*Requirement*:
For the word "församling", find each line in the entries where it occurs and copy that line.

*Input records*:
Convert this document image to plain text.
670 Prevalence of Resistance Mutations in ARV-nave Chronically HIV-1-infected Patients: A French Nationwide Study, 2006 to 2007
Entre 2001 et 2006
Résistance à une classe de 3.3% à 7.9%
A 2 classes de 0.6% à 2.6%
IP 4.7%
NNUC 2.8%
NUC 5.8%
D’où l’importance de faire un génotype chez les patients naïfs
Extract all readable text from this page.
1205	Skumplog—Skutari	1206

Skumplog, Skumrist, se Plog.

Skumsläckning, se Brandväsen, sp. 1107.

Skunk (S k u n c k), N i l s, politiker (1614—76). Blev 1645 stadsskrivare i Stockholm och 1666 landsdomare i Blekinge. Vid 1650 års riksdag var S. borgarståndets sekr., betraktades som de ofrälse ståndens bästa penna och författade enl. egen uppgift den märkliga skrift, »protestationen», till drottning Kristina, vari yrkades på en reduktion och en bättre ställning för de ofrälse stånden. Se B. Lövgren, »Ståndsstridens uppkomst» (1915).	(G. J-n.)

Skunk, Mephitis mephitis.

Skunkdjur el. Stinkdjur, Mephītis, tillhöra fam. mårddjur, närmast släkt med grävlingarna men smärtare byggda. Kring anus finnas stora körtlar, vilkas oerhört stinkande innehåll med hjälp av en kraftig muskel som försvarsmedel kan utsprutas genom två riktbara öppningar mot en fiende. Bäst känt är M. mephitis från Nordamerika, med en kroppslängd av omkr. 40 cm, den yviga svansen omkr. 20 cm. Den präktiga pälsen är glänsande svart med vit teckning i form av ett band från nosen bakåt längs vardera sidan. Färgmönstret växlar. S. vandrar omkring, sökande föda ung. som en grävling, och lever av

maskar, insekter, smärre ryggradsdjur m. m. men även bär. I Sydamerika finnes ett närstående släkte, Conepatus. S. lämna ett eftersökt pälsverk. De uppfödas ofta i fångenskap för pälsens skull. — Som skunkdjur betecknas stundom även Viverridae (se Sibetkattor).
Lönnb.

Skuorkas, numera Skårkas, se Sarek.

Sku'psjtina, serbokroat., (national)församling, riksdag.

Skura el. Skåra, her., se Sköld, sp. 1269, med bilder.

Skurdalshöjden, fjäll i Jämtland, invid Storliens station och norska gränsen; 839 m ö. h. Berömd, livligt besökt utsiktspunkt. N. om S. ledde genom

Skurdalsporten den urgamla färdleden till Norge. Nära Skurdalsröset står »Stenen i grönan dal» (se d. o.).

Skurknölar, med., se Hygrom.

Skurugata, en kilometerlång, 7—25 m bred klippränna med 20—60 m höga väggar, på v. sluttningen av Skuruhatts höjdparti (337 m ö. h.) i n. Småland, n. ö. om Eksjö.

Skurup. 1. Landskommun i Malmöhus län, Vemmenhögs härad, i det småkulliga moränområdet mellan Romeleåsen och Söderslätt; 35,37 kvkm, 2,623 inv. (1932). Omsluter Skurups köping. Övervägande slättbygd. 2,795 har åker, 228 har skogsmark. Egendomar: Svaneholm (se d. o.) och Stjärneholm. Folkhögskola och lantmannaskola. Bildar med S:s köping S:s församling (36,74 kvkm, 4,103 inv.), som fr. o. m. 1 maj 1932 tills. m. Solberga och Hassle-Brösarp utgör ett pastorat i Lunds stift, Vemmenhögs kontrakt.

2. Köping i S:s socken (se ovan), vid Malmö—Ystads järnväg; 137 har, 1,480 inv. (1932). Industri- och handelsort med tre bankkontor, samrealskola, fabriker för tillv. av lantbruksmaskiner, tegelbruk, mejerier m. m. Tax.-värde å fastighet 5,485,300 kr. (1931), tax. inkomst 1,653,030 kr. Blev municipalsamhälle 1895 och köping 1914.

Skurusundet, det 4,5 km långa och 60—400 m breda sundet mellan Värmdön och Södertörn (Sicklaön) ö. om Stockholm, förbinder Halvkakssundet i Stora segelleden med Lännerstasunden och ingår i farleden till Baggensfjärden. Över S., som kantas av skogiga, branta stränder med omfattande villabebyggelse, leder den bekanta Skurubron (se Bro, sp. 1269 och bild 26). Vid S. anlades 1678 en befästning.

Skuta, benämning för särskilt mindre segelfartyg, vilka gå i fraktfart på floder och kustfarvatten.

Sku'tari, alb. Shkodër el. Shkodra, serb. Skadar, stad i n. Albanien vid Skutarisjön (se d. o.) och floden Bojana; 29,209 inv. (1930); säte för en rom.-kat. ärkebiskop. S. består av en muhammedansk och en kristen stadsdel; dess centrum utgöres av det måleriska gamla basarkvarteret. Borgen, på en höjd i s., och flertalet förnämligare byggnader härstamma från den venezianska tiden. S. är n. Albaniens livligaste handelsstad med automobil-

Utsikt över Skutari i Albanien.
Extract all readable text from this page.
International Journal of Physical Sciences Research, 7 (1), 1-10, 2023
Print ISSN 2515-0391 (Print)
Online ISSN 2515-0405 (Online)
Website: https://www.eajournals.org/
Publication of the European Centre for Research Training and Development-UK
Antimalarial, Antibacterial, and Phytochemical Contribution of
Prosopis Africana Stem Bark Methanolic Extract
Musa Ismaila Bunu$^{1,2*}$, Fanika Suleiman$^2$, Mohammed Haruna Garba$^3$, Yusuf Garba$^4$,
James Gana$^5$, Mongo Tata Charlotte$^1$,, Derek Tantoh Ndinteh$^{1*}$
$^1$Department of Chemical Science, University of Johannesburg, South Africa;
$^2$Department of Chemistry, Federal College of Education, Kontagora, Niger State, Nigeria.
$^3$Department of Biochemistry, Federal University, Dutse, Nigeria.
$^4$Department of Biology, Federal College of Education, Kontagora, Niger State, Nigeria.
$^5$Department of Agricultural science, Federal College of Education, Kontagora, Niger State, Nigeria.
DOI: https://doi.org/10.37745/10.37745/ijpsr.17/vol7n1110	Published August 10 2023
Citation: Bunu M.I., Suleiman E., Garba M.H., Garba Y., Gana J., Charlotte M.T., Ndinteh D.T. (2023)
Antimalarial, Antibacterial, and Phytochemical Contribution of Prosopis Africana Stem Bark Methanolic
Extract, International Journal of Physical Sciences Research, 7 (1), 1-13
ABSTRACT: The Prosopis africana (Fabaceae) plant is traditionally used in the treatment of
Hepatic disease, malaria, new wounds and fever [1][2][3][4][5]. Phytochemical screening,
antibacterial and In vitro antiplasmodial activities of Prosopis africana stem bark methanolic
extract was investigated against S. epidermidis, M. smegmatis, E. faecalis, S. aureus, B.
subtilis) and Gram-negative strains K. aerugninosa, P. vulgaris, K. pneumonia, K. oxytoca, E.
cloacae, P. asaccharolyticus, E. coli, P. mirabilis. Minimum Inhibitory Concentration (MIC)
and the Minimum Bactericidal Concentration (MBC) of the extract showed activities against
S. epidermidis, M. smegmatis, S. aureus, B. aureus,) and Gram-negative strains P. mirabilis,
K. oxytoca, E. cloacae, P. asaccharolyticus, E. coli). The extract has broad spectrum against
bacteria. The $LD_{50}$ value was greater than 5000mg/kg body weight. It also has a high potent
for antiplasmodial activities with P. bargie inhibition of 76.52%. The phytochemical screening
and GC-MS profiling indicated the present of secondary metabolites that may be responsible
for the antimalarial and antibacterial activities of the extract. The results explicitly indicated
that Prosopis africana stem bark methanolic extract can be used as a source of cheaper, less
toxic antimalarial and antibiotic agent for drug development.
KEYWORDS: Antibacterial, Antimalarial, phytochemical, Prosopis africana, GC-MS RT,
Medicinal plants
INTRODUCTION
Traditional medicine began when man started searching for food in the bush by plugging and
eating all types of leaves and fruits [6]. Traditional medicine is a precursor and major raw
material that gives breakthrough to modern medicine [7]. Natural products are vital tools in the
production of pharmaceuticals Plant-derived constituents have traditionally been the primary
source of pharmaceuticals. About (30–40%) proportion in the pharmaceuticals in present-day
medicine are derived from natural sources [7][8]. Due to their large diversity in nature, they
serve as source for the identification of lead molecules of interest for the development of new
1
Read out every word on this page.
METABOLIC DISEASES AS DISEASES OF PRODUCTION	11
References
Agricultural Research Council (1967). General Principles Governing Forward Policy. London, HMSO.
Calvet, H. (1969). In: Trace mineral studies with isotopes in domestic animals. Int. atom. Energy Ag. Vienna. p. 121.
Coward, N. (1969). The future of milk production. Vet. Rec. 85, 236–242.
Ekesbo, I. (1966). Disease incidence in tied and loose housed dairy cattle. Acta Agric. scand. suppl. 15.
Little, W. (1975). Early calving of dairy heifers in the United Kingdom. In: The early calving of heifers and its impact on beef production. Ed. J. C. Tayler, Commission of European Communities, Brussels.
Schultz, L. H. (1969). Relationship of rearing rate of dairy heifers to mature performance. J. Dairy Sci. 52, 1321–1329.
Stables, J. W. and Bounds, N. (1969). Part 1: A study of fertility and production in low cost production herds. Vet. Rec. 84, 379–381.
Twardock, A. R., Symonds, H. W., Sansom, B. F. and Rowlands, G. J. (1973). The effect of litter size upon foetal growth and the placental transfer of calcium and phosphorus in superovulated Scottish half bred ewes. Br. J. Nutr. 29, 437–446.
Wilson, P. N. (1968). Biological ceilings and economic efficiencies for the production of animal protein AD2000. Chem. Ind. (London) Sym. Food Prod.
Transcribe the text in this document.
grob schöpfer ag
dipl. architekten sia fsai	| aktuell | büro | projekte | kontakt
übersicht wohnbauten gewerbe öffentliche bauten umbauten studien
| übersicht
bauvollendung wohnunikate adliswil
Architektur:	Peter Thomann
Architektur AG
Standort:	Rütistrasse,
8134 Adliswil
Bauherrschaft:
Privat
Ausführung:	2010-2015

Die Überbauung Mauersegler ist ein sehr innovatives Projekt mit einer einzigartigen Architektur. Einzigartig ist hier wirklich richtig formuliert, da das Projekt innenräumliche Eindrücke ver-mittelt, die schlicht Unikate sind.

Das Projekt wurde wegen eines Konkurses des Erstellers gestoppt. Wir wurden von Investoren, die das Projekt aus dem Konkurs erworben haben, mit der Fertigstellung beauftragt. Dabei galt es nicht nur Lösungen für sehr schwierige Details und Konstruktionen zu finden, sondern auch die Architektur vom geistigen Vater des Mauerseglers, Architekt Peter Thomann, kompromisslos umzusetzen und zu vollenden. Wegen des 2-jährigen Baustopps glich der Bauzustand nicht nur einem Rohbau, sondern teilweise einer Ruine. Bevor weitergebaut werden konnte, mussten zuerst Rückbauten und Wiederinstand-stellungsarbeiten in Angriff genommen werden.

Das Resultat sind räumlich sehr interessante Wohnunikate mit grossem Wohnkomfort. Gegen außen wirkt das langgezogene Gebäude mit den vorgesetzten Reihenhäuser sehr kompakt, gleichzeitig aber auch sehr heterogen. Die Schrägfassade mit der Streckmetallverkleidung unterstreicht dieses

*Expected answer*:
Sku'psjtina, serbokroat., (national)församling, riksdag.
Skurup. 1. Landskommun i Malmöhus län, Vemmenhögs härad, i det småkulliga moränområdet mellan Romeleåsen och Söderslätt; 35,37 kvkm, 2,623 inv. (1932). Omsluter Skurups köping. Övervägande slättbygd. 2,795 har åker, 228 har skogsmark. Egendomar: Svaneholm (se d. o.) och Stjärneholm. Folkhögskola och lantmannaskola. Bildar med S:s köping S:s församling (36,74 kvkm, 4,103 inv.), som fr. o. m. 1 maj 1932 tills. m. Solberga och Hassle-Brösarp utgör ett pastorat i Lunds stift, Vemmenhögs kontrakt.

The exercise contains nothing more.